Identify the lines containing the word "title". Copy each one.

### Available data

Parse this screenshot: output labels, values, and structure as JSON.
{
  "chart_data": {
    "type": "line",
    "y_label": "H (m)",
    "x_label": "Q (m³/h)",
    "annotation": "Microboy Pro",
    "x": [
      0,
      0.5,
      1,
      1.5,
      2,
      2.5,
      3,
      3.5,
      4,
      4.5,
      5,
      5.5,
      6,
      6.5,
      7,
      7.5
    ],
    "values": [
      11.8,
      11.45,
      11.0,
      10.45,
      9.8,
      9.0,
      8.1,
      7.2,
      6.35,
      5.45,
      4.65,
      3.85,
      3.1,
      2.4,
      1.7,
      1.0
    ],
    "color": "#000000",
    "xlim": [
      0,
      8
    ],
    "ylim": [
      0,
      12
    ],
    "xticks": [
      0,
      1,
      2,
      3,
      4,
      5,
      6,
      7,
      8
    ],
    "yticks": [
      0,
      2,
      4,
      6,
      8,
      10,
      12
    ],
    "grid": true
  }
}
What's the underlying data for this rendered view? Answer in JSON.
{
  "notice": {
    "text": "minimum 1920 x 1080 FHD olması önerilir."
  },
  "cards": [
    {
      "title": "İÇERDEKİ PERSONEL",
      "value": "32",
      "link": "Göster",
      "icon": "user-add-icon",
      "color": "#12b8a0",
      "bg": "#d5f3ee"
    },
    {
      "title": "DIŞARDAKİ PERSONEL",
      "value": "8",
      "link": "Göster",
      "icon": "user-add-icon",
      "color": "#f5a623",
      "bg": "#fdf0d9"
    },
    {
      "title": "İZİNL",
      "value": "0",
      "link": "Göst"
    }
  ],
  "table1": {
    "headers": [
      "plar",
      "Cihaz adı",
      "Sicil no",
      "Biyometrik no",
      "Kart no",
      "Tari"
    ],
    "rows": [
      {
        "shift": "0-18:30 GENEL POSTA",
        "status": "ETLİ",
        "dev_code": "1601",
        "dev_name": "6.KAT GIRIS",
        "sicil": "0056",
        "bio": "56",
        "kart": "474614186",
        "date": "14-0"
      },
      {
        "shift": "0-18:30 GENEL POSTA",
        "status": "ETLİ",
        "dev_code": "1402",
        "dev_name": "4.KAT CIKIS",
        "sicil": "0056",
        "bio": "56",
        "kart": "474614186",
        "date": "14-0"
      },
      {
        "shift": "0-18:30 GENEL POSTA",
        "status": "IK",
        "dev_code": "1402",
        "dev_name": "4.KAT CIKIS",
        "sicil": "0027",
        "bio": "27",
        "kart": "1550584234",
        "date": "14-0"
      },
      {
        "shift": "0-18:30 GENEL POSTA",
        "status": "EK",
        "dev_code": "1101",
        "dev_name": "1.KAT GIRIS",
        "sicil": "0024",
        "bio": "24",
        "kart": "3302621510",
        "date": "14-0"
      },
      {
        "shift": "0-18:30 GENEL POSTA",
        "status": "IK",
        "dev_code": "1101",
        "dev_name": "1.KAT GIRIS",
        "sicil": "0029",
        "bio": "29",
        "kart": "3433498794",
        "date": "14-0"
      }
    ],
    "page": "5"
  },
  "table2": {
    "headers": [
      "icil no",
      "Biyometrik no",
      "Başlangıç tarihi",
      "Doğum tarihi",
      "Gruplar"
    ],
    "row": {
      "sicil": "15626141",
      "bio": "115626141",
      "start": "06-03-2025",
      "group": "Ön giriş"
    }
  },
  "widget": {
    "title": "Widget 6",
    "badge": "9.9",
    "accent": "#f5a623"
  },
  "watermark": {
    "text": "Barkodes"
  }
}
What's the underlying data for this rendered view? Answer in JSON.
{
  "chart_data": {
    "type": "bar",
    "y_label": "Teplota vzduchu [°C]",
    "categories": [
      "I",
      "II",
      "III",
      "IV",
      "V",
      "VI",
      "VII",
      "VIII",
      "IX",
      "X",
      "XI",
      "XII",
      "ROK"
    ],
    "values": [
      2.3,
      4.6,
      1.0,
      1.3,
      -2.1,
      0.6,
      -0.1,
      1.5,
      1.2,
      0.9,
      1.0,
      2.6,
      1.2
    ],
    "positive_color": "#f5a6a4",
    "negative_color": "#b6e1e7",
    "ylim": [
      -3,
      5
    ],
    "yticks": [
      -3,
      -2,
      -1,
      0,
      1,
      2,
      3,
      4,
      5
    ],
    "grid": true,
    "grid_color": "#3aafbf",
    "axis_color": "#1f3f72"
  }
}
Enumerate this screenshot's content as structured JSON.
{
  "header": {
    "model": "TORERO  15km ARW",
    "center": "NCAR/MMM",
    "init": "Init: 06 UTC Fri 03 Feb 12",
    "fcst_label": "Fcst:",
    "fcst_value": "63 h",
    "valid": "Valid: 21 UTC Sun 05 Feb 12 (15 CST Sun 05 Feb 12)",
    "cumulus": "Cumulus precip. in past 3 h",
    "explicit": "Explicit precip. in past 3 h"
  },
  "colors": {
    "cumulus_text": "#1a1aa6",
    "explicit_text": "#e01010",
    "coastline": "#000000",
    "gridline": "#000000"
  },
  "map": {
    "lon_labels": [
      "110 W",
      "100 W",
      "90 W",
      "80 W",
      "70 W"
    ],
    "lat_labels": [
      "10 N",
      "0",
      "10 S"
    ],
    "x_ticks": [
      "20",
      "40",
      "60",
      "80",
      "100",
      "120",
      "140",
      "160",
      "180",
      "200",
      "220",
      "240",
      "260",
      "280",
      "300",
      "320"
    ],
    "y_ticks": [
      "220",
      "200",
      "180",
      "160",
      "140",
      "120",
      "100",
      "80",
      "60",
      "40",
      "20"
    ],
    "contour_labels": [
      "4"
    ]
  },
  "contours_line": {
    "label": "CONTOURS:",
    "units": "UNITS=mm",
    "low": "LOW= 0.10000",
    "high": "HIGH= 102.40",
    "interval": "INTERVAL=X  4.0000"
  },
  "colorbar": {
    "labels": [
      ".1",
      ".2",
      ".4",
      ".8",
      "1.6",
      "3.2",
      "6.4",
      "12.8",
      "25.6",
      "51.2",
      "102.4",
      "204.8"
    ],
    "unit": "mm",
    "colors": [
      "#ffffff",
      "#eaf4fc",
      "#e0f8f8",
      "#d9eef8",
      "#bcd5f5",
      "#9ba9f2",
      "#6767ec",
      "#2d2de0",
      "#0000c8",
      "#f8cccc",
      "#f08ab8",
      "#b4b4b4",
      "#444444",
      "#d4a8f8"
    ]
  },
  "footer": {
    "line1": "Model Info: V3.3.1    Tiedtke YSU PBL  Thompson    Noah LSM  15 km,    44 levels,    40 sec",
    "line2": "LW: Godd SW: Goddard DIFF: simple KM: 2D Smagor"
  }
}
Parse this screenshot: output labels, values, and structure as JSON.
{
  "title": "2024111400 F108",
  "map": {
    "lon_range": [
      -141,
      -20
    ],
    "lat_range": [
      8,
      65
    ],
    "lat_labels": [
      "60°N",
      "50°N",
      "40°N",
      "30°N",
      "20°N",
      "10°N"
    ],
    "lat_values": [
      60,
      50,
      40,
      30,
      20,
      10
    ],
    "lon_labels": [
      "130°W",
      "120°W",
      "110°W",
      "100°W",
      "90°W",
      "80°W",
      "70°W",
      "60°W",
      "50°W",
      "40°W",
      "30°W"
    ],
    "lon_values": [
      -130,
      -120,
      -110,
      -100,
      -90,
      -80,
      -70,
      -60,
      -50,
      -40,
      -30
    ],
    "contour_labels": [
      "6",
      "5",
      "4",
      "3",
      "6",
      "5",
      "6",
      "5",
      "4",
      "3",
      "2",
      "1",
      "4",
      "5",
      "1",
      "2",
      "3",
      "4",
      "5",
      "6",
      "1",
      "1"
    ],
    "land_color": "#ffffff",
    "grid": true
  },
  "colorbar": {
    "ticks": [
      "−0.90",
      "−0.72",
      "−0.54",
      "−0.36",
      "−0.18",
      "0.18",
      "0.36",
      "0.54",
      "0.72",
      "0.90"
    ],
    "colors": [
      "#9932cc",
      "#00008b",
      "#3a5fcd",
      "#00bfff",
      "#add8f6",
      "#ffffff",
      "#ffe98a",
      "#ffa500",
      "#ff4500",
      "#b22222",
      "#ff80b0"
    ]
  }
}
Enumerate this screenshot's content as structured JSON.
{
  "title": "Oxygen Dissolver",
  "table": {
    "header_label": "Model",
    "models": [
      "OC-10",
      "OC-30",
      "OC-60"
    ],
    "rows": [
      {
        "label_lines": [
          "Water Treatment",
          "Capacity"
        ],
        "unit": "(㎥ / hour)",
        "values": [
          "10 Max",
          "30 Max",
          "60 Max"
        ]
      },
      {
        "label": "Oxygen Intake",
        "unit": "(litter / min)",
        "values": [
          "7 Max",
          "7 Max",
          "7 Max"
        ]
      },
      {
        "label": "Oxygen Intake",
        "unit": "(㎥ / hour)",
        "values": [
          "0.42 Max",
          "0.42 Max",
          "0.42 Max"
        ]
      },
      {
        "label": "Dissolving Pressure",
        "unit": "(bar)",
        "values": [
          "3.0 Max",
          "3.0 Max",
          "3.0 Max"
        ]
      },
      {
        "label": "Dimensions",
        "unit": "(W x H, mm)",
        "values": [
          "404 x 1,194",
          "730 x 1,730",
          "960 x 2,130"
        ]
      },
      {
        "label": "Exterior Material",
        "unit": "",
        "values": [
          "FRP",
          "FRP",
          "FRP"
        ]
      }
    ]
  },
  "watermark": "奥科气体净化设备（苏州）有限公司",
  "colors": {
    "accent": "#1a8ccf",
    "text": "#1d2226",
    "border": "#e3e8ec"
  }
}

######

| Answer to this exercise |
      "title": "İÇERDEKİ PERSONEL",
      "title": "DIŞARDAKİ PERSONEL",
      "title": "İZİNL",
    "title": "Widget 6",
  "title": "2024111400 F108",
  "title": "Oxygen Dissolver",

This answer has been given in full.